- [Data supplied]:
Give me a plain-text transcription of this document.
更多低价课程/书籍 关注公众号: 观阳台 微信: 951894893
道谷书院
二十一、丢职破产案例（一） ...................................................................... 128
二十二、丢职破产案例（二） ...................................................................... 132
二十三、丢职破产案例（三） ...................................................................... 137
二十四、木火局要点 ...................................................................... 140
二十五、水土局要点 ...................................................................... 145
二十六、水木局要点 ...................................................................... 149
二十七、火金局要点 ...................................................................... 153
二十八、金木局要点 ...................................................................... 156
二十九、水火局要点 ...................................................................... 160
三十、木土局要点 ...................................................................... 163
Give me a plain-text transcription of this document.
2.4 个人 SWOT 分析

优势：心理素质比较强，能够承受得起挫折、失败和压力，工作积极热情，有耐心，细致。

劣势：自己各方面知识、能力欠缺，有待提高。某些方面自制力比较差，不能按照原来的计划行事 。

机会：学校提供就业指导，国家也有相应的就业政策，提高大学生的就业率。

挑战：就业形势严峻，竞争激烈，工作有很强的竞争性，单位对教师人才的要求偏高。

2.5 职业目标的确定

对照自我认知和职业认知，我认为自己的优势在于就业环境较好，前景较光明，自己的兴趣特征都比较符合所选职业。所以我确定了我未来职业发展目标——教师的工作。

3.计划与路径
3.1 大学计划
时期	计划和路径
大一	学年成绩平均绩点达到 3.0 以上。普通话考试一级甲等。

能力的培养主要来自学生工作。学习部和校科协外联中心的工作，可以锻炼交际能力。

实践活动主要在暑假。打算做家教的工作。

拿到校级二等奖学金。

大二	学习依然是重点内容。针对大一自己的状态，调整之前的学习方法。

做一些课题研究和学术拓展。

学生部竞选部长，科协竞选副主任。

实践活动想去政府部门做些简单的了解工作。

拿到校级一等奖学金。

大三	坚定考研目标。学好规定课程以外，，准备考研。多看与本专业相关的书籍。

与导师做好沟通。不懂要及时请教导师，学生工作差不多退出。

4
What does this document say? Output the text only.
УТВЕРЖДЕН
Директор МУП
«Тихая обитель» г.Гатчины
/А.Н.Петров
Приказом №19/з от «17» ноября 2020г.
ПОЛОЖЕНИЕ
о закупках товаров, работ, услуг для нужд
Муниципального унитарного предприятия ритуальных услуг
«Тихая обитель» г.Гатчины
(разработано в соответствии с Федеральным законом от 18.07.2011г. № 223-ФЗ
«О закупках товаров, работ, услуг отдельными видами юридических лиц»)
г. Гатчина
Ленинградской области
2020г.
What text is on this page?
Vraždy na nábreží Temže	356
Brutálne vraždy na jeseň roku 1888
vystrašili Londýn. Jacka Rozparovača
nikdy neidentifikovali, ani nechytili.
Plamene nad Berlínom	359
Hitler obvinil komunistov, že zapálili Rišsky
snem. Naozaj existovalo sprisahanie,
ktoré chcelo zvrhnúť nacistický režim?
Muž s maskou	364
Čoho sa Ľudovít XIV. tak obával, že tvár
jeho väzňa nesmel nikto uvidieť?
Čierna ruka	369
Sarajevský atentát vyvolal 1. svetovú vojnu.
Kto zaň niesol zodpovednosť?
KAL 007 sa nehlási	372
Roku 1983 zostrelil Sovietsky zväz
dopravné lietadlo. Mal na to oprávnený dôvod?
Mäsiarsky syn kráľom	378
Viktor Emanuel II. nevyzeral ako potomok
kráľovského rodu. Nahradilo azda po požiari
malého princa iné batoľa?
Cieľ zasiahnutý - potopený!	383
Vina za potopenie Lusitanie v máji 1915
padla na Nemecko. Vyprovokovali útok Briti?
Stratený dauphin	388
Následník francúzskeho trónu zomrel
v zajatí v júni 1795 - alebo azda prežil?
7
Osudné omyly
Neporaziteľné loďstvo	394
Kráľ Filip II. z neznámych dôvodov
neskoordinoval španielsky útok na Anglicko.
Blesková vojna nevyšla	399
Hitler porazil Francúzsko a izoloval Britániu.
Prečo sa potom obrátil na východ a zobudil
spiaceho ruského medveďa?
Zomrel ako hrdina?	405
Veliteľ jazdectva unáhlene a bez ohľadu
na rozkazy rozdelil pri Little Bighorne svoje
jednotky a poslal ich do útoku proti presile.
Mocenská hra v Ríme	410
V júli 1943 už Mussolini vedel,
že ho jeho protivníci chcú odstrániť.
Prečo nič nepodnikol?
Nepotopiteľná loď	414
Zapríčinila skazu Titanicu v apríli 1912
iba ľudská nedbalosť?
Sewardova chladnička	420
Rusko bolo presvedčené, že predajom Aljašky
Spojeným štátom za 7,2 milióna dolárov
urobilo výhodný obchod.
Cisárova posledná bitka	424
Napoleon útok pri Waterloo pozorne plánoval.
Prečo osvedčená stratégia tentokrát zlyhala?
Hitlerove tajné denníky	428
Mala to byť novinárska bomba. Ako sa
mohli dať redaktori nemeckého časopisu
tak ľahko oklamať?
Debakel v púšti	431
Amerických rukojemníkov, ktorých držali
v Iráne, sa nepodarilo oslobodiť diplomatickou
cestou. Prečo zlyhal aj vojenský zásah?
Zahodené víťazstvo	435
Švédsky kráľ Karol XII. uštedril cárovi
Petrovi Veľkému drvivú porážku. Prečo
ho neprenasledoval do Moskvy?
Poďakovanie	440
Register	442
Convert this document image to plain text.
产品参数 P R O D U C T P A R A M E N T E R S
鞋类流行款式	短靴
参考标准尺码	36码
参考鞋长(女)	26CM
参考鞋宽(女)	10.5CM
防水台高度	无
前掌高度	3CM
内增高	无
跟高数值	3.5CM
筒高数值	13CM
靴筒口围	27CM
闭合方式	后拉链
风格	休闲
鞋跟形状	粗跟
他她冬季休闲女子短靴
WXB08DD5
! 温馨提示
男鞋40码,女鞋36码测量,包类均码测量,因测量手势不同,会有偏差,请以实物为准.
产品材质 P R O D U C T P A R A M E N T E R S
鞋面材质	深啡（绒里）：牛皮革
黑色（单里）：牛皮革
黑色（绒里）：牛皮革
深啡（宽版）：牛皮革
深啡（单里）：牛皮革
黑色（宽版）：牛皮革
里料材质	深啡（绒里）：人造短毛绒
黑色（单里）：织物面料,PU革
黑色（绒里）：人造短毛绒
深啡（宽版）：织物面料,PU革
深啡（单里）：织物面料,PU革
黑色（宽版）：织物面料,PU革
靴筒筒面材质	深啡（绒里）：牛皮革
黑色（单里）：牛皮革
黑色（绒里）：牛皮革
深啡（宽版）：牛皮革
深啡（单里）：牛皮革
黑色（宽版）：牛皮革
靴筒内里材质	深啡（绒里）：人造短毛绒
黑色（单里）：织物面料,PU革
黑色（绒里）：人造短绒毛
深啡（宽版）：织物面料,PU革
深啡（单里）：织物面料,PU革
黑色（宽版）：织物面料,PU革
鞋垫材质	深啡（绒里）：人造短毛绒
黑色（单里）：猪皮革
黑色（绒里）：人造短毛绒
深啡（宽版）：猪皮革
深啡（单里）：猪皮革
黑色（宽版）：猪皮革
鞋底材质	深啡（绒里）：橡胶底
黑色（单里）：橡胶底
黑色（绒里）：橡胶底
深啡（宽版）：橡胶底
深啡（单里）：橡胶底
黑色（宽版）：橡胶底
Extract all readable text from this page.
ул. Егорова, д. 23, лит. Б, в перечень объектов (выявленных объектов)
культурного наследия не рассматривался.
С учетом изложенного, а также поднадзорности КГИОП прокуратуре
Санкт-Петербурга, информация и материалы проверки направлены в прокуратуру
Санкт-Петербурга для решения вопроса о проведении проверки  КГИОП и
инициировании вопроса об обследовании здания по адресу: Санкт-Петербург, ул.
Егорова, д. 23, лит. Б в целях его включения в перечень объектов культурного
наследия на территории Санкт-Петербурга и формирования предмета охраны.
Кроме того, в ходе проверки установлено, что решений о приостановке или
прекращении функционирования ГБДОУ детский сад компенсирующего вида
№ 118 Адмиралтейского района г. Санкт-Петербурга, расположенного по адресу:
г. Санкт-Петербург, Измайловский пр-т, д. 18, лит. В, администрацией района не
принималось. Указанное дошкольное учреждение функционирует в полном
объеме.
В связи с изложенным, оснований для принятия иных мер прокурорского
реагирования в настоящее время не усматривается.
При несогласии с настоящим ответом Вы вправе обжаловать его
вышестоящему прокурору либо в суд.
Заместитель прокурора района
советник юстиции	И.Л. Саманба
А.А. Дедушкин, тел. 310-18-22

- [Brief]: Return precisely the lines of the records, starting with the line that holds "Extract all readable text from this page." and ending with the last one.

- [Answer to this exercise]:
Extract all readable text from this page.
ул. Егорова, д. 23, лит. Б, в перечень объектов (выявленных объектов)
культурного наследия не рассматривался.
С учетом изложенного, а также поднадзорности КГИОП прокуратуре
Санкт-Петербурга, информация и материалы проверки направлены в прокуратуру
Санкт-Петербурга для решения вопроса о проведении проверки  КГИОП и
инициировании вопроса об обследовании здания по адресу: Санкт-Петербург, ул.
Егорова, д. 23, лит. Б в целях его включения в перечень объектов культурного
наследия на территории Санкт-Петербурга и формирования предмета охраны.
Кроме того, в ходе проверки установлено, что решений о приостановке или
прекращении функционирования ГБДОУ детский сад компенсирующего вида
№ 118 Адмиралтейского района г. Санкт-Петербурга, расположенного по адресу:
г. Санкт-Петербург, Измайловский пр-т, д. 18, лит. В, администрацией района не
принималось. Указанное дошкольное учреждение функционирует в полном
объеме.
В связи с изложенным, оснований для принятия иных мер прокурорского
реагирования в настоящее время не усматривается.
При несогласии с настоящим ответом Вы вправе обжаловать его
вышестоящему прокурору либо в суд.
Заместитель прокурора района
советник юстиции	И.Л. Саманба
А.А. Дедушкин, тел. 310-18-22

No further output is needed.